# Exercise brief
Repeat all of the material below exactly as written, images excluded.

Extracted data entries
◇ ◇ ◇ ◇ ◇ ◇ ◇

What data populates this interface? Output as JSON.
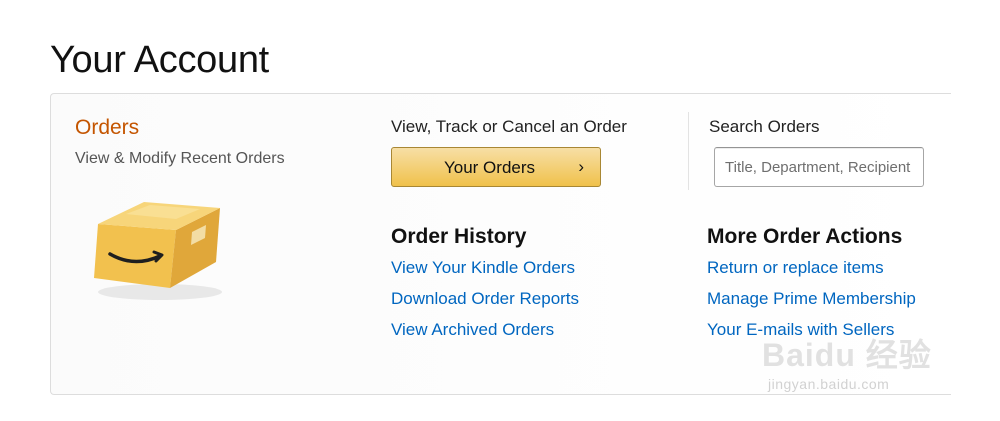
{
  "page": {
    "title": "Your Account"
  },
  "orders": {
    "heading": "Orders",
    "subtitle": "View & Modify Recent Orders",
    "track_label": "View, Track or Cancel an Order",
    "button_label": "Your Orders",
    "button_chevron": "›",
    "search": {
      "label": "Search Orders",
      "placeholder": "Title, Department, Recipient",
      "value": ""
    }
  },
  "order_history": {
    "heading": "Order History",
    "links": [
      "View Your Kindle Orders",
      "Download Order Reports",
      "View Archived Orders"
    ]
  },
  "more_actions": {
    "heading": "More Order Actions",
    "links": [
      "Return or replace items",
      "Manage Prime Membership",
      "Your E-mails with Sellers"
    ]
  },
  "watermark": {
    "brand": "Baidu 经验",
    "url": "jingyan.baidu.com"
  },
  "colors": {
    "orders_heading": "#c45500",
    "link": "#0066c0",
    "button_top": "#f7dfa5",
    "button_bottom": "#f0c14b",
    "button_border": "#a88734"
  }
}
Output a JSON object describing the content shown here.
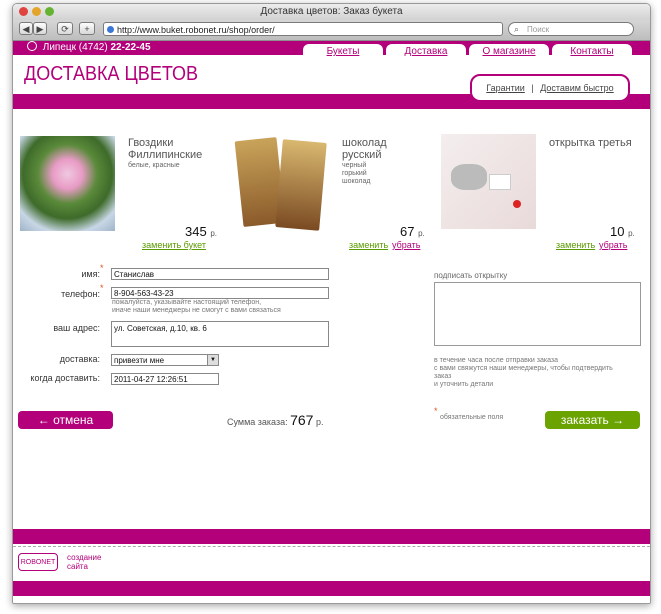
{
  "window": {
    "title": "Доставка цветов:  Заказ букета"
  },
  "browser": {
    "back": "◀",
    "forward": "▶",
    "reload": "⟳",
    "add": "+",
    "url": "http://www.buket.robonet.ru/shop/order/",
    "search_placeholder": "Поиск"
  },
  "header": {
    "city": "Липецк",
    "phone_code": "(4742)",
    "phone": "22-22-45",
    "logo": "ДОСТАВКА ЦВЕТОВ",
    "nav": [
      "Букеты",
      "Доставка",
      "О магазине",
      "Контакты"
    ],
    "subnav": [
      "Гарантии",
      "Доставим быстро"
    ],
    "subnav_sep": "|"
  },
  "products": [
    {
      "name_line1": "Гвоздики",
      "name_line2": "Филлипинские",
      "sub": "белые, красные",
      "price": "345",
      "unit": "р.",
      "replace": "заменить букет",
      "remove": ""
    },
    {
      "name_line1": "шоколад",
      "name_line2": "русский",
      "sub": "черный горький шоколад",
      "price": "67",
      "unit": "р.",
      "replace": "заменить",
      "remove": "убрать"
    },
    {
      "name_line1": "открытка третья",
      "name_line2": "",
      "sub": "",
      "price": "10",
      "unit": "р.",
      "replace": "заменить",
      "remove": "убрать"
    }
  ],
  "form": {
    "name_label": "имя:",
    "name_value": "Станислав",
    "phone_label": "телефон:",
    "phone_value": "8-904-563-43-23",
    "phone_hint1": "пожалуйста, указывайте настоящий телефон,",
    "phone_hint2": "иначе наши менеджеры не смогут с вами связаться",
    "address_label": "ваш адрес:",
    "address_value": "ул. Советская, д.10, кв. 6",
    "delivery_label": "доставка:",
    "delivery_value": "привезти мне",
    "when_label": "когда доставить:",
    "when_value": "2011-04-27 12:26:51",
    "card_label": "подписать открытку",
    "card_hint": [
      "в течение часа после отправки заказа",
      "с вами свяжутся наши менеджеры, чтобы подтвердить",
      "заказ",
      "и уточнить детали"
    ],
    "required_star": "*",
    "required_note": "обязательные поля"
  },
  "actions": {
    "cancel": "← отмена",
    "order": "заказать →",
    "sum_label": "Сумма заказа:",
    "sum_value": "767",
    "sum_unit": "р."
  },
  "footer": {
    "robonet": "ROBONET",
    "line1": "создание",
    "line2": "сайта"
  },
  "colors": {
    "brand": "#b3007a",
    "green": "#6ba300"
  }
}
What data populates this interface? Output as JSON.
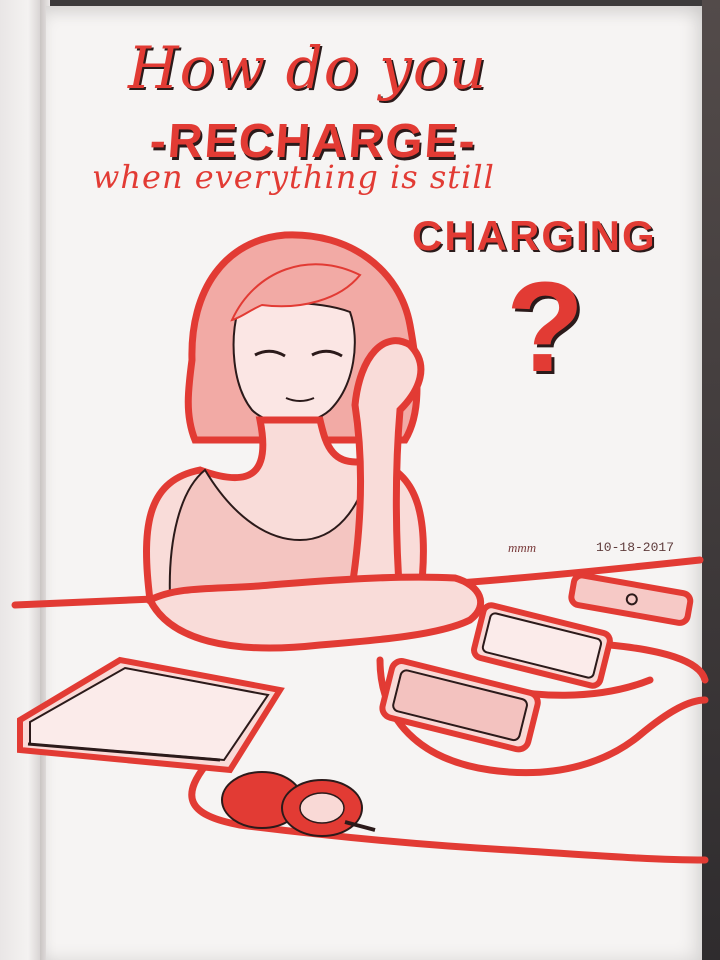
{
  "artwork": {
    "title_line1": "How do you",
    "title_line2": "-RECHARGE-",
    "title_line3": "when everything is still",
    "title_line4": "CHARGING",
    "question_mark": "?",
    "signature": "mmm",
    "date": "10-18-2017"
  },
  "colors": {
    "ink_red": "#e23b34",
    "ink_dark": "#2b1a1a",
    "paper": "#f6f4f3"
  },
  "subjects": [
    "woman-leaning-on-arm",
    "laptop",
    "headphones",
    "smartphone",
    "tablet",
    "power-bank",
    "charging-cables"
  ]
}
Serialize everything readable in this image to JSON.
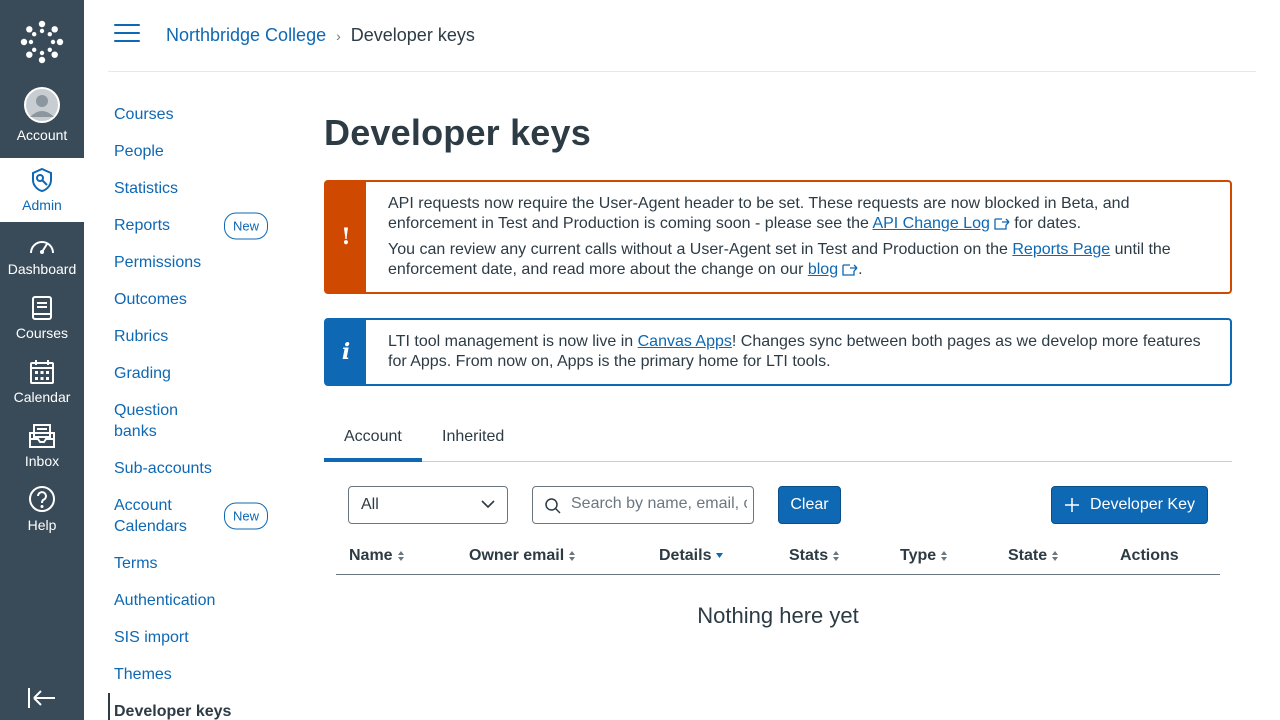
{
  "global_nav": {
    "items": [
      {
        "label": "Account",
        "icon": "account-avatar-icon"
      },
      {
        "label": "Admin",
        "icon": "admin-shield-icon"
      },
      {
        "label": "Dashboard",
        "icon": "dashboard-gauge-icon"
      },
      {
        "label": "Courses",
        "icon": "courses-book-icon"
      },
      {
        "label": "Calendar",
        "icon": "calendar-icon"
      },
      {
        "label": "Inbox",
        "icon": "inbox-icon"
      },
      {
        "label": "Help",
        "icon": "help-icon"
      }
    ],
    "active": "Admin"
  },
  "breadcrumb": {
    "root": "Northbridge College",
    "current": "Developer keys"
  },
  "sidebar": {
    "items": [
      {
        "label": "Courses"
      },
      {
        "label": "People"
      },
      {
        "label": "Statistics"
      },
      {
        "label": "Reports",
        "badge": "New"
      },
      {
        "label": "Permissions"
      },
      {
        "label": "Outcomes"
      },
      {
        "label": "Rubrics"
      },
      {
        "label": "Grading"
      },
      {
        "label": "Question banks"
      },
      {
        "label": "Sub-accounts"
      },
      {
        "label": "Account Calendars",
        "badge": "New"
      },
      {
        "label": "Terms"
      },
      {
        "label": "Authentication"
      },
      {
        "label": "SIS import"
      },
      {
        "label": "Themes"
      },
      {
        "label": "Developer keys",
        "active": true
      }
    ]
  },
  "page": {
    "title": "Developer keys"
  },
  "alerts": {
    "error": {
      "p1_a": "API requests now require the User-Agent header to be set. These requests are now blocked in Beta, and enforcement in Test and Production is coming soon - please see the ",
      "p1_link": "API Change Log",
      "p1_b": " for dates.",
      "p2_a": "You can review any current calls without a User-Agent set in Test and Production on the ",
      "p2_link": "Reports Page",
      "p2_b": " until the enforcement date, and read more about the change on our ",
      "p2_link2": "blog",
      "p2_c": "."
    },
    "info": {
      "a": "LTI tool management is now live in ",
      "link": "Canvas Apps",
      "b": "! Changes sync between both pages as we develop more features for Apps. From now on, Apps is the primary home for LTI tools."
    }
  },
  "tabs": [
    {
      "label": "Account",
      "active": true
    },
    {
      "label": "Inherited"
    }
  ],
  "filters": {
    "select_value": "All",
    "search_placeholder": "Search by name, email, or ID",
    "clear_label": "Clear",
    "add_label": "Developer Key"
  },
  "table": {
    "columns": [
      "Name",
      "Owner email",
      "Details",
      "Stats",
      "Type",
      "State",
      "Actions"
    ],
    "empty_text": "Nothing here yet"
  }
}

◇ ◇ ◇ ◇ ◇ ◇ ◇

# Answer below
What data populates this interface? Output as JSON.
{
  "page": {
    "title": "Your Account"
  },
  "orders": {
    "heading": "Orders",
    "subtitle": "View & Modify Recent Orders",
    "track_label": "View, Track or Cancel an Order",
    "button_label": "Your Orders",
    "button_chevron": "›",
    "search": {
      "label": "Search Orders",
      "placeholder": "Title, Department, Recipient",
      "value": ""
    }
  },
  "order_history": {
    "heading": "Order History",
    "links": [
      "View Your Kindle Orders",
      "Download Order Reports",
      "View Archived Orders"
    ]
  },
  "more_actions": {
    "heading": "More Order Actions",
    "links": [
      "Return or replace items",
      "Manage Prime Membership",
      "Your E-mails with Sellers"
    ]
  },
  "watermark": {
    "brand": "Baidu 经验",
    "url": "jingyan.baidu.com"
  },
  "colors": {
    "orders_heading": "#c45500",
    "link": "#0066c0",
    "button_top": "#f7dfa5",
    "button_bottom": "#f0c14b",
    "button_border": "#a88734"
  }
}
Output a JSON object describing the content shown here.
{
  "window": {
    "title": "Доставка цветов:  Заказ букета"
  },
  "browser": {
    "back": "◀",
    "forward": "▶",
    "reload": "⟳",
    "add": "+",
    "url": "http://www.buket.robonet.ru/shop/order/",
    "search_placeholder": "Поиск"
  },
  "header": {
    "city": "Липецк",
    "phone_code": "(4742)",
    "phone": "22-22-45",
    "logo": "ДОСТАВКА ЦВЕТОВ",
    "nav": [
      "Букеты",
      "Доставка",
      "О магазине",
      "Контакты"
    ],
    "subnav": [
      "Гарантии",
      "Доставим быстро"
    ],
    "subnav_sep": "|"
  },
  "products": [
    {
      "name_line1": "Гвоздики",
      "name_line2": "Филлипинские",
      "sub": "белые, красные",
      "price": "345",
      "unit": "р.",
      "replace": "заменить букет",
      "remove": ""
    },
    {
      "name_line1": "шоколад",
      "name_line2": "русский",
      "sub": "черный горький шоколад",
      "price": "67",
      "unit": "р.",
      "replace": "заменить",
      "remove": "убрать"
    },
    {
      "name_line1": "открытка третья",
      "name_line2": "",
      "sub": "",
      "price": "10",
      "unit": "р.",
      "replace": "заменить",
      "remove": "убрать"
    }
  ],
  "form": {
    "name_label": "имя:",
    "name_value": "Станислав",
    "phone_label": "телефон:",
    "phone_value": "8-904-563-43-23",
    "phone_hint1": "пожалуйста, указывайте настоящий телефон,",
    "phone_hint2": "иначе наши менеджеры не смогут с вами связаться",
    "address_label": "ваш адрес:",
    "address_value": "ул. Советская, д.10, кв. 6",
    "delivery_label": "доставка:",
    "delivery_value": "привезти мне",
    "when_label": "когда доставить:",
    "when_value": "2011-04-27 12:26:51",
    "card_label": "подписать открытку",
    "card_hint": [
      "в течение часа после отправки заказа",
      "с вами свяжутся наши менеджеры, чтобы подтвердить",
      "заказ",
      "и уточнить детали"
    ],
    "required_star": "*",
    "required_note": "обязательные поля"
  },
  "actions": {
    "cancel": "← отмена",
    "order": "заказать →",
    "sum_label": "Сумма заказа:",
    "sum_value": "767",
    "sum_unit": "р."
  },
  "footer": {
    "robonet": "ROBONET",
    "line1": "создание",
    "line2": "сайта"
  },
  "colors": {
    "brand": "#b3007a",
    "green": "#6ba300"
  }
}
What data populates this interface? Output as JSON.
{
  "artwork": {
    "title_line1": "How do you",
    "title_line2": "-RECHARGE-",
    "title_line3": "when everything is still",
    "title_line4": "CHARGING",
    "question_mark": "?",
    "signature": "mmm",
    "date": "10-18-2017"
  },
  "colors": {
    "ink_red": "#e23b34",
    "ink_dark": "#2b1a1a",
    "paper": "#f6f4f3"
  },
  "subjects": [
    "woman-leaning-on-arm",
    "laptop",
    "headphones",
    "smartphone",
    "tablet",
    "power-bank",
    "charging-cables"
  ]
}
Serialize everything readable in this image to JSON.
{
  "global_nav": {
    "items": [
      {
        "label": "Account",
        "icon": "account-avatar-icon"
      },
      {
        "label": "Admin",
        "icon": "admin-shield-icon"
      },
      {
        "label": "Dashboard",
        "icon": "dashboard-gauge-icon"
      },
      {
        "label": "Courses",
        "icon": "courses-book-icon"
      },
      {
        "label": "Calendar",
        "icon": "calendar-icon"
      },
      {
        "label": "Inbox",
        "icon": "inbox-icon"
      },
      {
        "label": "Help",
        "icon": "help-icon"
      }
    ],
    "active": "Admin"
  },
  "breadcrumb": {
    "root": "Northbridge College",
    "current": "Developer keys"
  },
  "sidebar": {
    "items": [
      {
        "label": "Courses"
      },
      {
        "label": "People"
      },
      {
        "label": "Statistics"
      },
      {
        "label": "Reports",
        "badge": "New"
      },
      {
        "label": "Permissions"
      },
      {
        "label": "Outcomes"
      },
      {
        "label": "Rubrics"
      },
      {
        "label": "Grading"
      },
      {
        "label": "Question banks"
      },
      {
        "label": "Sub-accounts"
      },
      {
        "label": "Account Calendars",
        "badge": "New"
      },
      {
        "label": "Terms"
      },
      {
        "label": "Authentication"
      },
      {
        "label": "SIS import"
      },
      {
        "label": "Themes"
      },
      {
        "label": "Developer keys",
        "active": true
      }
    ]
  },
  "page": {
    "title": "Developer keys"
  },
  "alerts": {
    "error": {
      "p1_a": "API requests now require the User-Agent header to be set. These requests are now blocked in Beta, and enforcement in Test and Production is coming soon - please see the ",
      "p1_link": "API Change Log",
      "p1_b": " for dates.",
      "p2_a": "You can review any current calls without a User-Agent set in Test and Production on the ",
      "p2_link": "Reports Page",
      "p2_b": " until the enforcement date, and read more about the change on our ",
      "p2_link2": "blog",
      "p2_c": "."
    },
    "info": {
      "a": "LTI tool management is now live in ",
      "link": "Canvas Apps",
      "b": "! Changes sync between both pages as we develop more features for Apps. From now on, Apps is the primary home for LTI tools."
    }
  },
  "tabs": [
    {
      "label": "Account",
      "active": true
    },
    {
      "label": "Inherited"
    }
  ],
  "filters": {
    "select_value": "All",
    "search_placeholder": "Search by name, email, or ID",
    "clear_label": "Clear",
    "add_label": "Developer Key"
  },
  "table": {
    "columns": [
      "Name",
      "Owner email",
      "Details",
      "Stats",
      "Type",
      "State",
      "Actions"
    ],
    "empty_text": "Nothing here yet"
  }
}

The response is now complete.